Transcribe, unchanged, every line from the one containing "row-3-move: '28.05 — [590, 328, 621, 370]" down to the one containing "row-2-py: 33.75 — [649, 287, 680, 329]", both of those lines included.

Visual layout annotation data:
* BEGIN *
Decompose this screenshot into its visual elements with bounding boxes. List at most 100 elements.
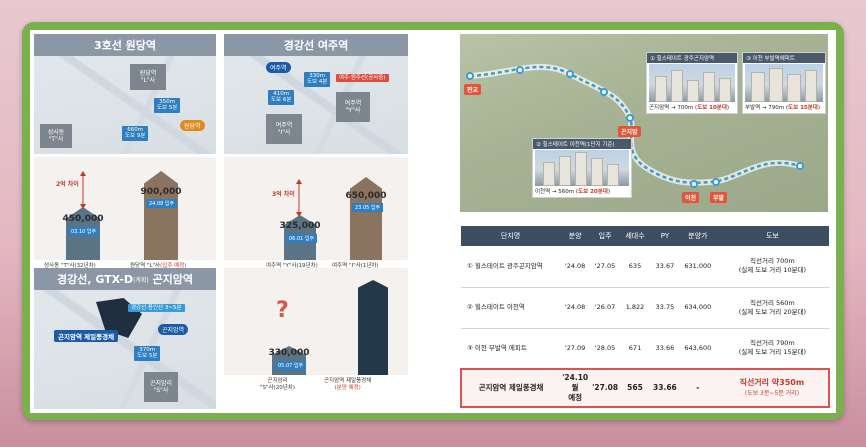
row-3-move: '28.05 — [590, 328, 621, 370]
row-3-price: 643,600 — [679, 328, 716, 370]
row-2-units: 1,822 — [620, 287, 650, 329]
row-2-name: ② 힐스테이트 이천역 — [461, 287, 561, 329]
row-3-sale: '27.09 — [560, 328, 591, 370]
question-mark: ? — [276, 298, 289, 323]
complex-card-3-header: ② 힐스테이트 이천역(1단지 기준) — [533, 139, 631, 149]
route-station-gonjiam — [626, 114, 634, 122]
gonjiam-dist-370: 370m 도보 5분 — [134, 346, 161, 361]
row-1-sale: '24.08 — [560, 246, 591, 288]
yeoju-gap-label: 3억 차이 — [272, 191, 295, 198]
wondang-title: 3호선 원당역 — [34, 34, 216, 56]
wondang-station-badge: 원당역 — [180, 120, 205, 131]
gonjiam-station-badge: 곤지암역 — [158, 324, 189, 335]
complex-card-2: ③ 이천 부발역에피트 부발역 → 790m (도보 15분대) — [742, 52, 826, 114]
row-1-py: 33.67 — [649, 246, 680, 288]
route-label-icheon: 이천 — [682, 192, 700, 203]
gonjiam-map-panel: 경강선, GTX-D (계획) 곤지암역 경강선·용인선 3~5분 곤지암역 제일… — [34, 268, 216, 409]
yeoju-right-price: 650,000 — [345, 191, 387, 201]
wondang-right-price: 900,000 — [140, 187, 182, 197]
wondang-chart: 2억 차이 450,000 03.10 입주 900,000 24.08 입주 — [34, 157, 216, 260]
table-row-highlight: 곤지암역 제일풍경채 '24.10월 예정 '27.08 565 33.66 - … — [459, 368, 831, 408]
table-row: ② 힐스테이트 이천역 '24.08 '26.07 1,822 33.75 63… — [461, 287, 829, 329]
complex-card-1-header: ① 힐스테이트 광주곤지암역 — [647, 53, 737, 63]
gonjiam-right-house — [358, 280, 388, 375]
row-2-walk: 직선거리 560m (실제 도보 거리 20분대) — [715, 287, 829, 329]
complex-card-2-photo — [745, 64, 823, 102]
yeoju-title: 경강선 여주역 — [224, 34, 408, 56]
yeoju-station-badge: 여주역 — [266, 62, 291, 73]
wondang-map-panel: 3호선 원당역 원당역 "L"사 성사동 "T"사 350m 도보 5분 660… — [34, 34, 216, 154]
route-station-pangyo — [466, 72, 474, 80]
route-station-icheon — [690, 180, 698, 188]
gonjiam-chart: ? 330,000 05.07 입주 — [224, 268, 408, 375]
row-2-sale: '24.08 — [560, 287, 591, 329]
row-1-price: 631,000 — [679, 246, 716, 288]
row-2-py: 33.75 — [649, 287, 680, 329]
complex-card-1: ① 힐스테이트 광주곤지암역 곤지암역 → 700m (도보 10분대) — [646, 52, 738, 114]
yeoju-chart: 3억 차이 325,000 06.01 입주 650,000 23.05 입주 — [224, 157, 408, 260]
hl-price: - — [679, 368, 716, 408]
yeoju-block-y: 여주역 "Y"사 — [336, 92, 370, 122]
gonjiam-line-label: 경강선·용인선 3~5분 — [128, 304, 185, 313]
wondang-dist-660: 660m 도보 9분 — [122, 126, 149, 141]
gonjiam-left-price: 330,000 — [268, 348, 310, 358]
hl-units: 565 — [620, 368, 650, 408]
route-station-bubal — [712, 178, 720, 186]
yeoju-block-i: 여주역 "I"사 — [266, 114, 302, 144]
wondang-block-l: 원당역 "L"사 — [130, 64, 166, 90]
row-1-move: '27.05 — [590, 246, 621, 288]
complex-card-3: ② 힐스테이트 이천역(1단지 기준) 이천역 → 560m (도보 20분대) — [532, 138, 632, 198]
wondang-right-tag: 24.08 입주 — [146, 199, 178, 208]
wondang-gap-label: 2억 차이 — [56, 181, 79, 188]
table-row: ③ 이천 부발역 에피트 '27.09 '28.05 671 33.66 643… — [461, 328, 829, 370]
content-sheet: 3호선 원당역 원당역 "L"사 성사동 "T"사 350m 도보 5분 660… — [30, 30, 836, 413]
yeoju-left-price: 325,000 — [279, 221, 321, 231]
hl-name: 곤지암역 제일풍경채 — [459, 368, 561, 408]
wondang-gap-arrow — [80, 171, 86, 209]
route-station-3 — [566, 70, 574, 78]
complex-card-3-footer: 이천역 → 560m (도보 20분대) — [535, 189, 611, 195]
row-1-walk: 직선거리 700m (실제 도보 거리 10분대) — [715, 246, 829, 288]
gonjiam-title: 경강선, GTX-D (계획) 곤지암역 — [34, 268, 216, 290]
complex-card-1-footer: 곤지암역 → 700m (도보 10분대) — [649, 105, 730, 111]
header-units: 세대수 — [620, 226, 650, 246]
yeoju-gap-arrow — [296, 179, 302, 217]
wondang-dist-350: 350m 도보 5분 — [154, 98, 181, 113]
complex-card-1-photo — [649, 64, 735, 102]
row-3-name: ③ 이천 부발역 에피트 — [461, 328, 561, 370]
row-1-units: 635 — [620, 246, 650, 288]
gonjiam-block-s: 곤지암리 "S"사 — [144, 372, 178, 402]
wondang-left-price: 450,000 — [62, 214, 104, 224]
yeoju-dist-410: 410m 도보 6분 — [268, 90, 295, 105]
yeoju-map-panel: 경강선 여주역 여주역 330m 도보 4분 410m 도보 6분 여주·원주선… — [224, 34, 408, 154]
gonjiam-left-tag: 05.07 입주 — [275, 361, 307, 370]
yeoju-left-tag: 06.01 입주 — [286, 234, 318, 243]
hl-sale: '24.10월 예정 — [560, 368, 591, 408]
comparison-table: 단지명 분양 입주 세대수 PY 분양가 도보 ① 힐스테이트 광주곤지암역 '… — [459, 226, 831, 408]
complex-card-2-header: ③ 이천 부발역에피트 — [743, 53, 825, 63]
yeoju-right-tag: 23.05 입주 — [352, 203, 384, 212]
wondang-left-tag: 03.10 입주 — [68, 227, 100, 236]
route-station-end — [796, 162, 804, 170]
complex-card-2-footer: 부발역 → 790m (도보 15분대) — [745, 105, 821, 111]
header-py: PY — [649, 226, 680, 246]
table-header-row: 단지명 분양 입주 세대수 PY 분양가 도보 — [461, 226, 829, 246]
header-move: 입주 — [590, 226, 621, 246]
header-name: 단지명 — [461, 226, 561, 246]
gonjiam-site-label: 곤지암역 제일풍경채 — [54, 330, 119, 342]
wondang-right-house — [144, 171, 178, 260]
row-3-py: 33.66 — [649, 328, 680, 370]
row-3-units: 671 — [620, 328, 650, 370]
row-3-walk: 직선거리 790m (실제 도보 거리 15분대) — [715, 328, 829, 370]
route-label-bubal: 부발 — [710, 192, 728, 203]
row-1-name: ① 힐스테이트 광주곤지암역 — [461, 246, 561, 288]
yeoju-dist-330: 330m 도보 4분 — [304, 72, 331, 87]
header-walk: 도보 — [715, 226, 829, 246]
row-2-move: '26.07 — [590, 287, 621, 329]
complex-card-3-photo — [535, 150, 629, 186]
hl-py: 33.66 — [649, 368, 680, 408]
route-station-2 — [516, 66, 524, 74]
wondang-block-t: 성사동 "T"사 — [40, 124, 72, 148]
gonjiam-left-caption: 곤지암리 "S"사(20년차) — [260, 378, 296, 392]
hl-move: '27.08 — [590, 368, 621, 408]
* END *
**WRITTEN SOLUTION**
row-3-move: '28.05 — [590, 328, 621, 370]
row-3-price: 643,600 — [679, 328, 716, 370]
row-2-units: 1,822 — [620, 287, 650, 329]
row-2-name: ② 힐스테이트 이천역 — [461, 287, 561, 329]
row-3-sale: '27.09 — [560, 328, 591, 370]
question-mark: ? — [276, 298, 289, 323]
complex-card-3-header: ② 힐스테이트 이천역(1단지 기준) — [533, 139, 631, 149]
route-station-gonjiam — [626, 114, 634, 122]
gonjiam-dist-370: 370m 도보 5분 — [134, 346, 161, 361]
row-1-sale: '24.08 — [560, 246, 591, 288]
yeoju-gap-label: 3억 차이 — [272, 191, 295, 198]
wondang-title: 3호선 원당역 — [34, 34, 216, 56]
wondang-station-badge: 원당역 — [180, 120, 205, 131]
gonjiam-station-badge: 곤지암역 — [158, 324, 189, 335]
complex-card-2: ③ 이천 부발역에피트 부발역 → 790m (도보 15분대) — [742, 52, 826, 114]
row-1-py: 33.67 — [649, 246, 680, 288]
route-label-icheon: 이천 — [682, 192, 700, 203]
gonjiam-map-panel: 경강선, GTX-D (계획) 곤지암역 경강선·용인선 3~5분 곤지암역 제일… — [34, 268, 216, 409]
yeoju-right-price: 650,000 — [345, 191, 387, 201]
wondang-right-price: 900,000 — [140, 187, 182, 197]
wondang-chart: 2억 차이 450,000 03.10 입주 900,000 24.08 입주 — [34, 157, 216, 260]
table-row-highlight: 곤지암역 제일풍경채 '24.10월 예정 '27.08 565 33.66 - … — [459, 368, 831, 408]
table-row: ② 힐스테이트 이천역 '24.08 '26.07 1,822 33.75 63… — [461, 287, 829, 329]
complex-card-1-header: ① 힐스테이트 광주곤지암역 — [647, 53, 737, 63]
gonjiam-right-house — [358, 280, 388, 375]
row-2-walk: 직선거리 560m (실제 도보 거리 20분대) — [715, 287, 829, 329]
complex-card-2-photo — [745, 64, 823, 102]
yeoju-title: 경강선 여주역 — [224, 34, 408, 56]
yeoju-station-badge: 여주역 — [266, 62, 291, 73]
wondang-map-panel: 3호선 원당역 원당역 "L"사 성사동 "T"사 350m 도보 5분 660… — [34, 34, 216, 154]
route-station-pangyo — [466, 72, 474, 80]
route-station-icheon — [690, 180, 698, 188]
gonjiam-chart: ? 330,000 05.07 입주 — [224, 268, 408, 375]
row-2-sale: '24.08 — [560, 287, 591, 329]
row-1-price: 631,000 — [679, 246, 716, 288]
row-2-py: 33.75 — [649, 287, 680, 329]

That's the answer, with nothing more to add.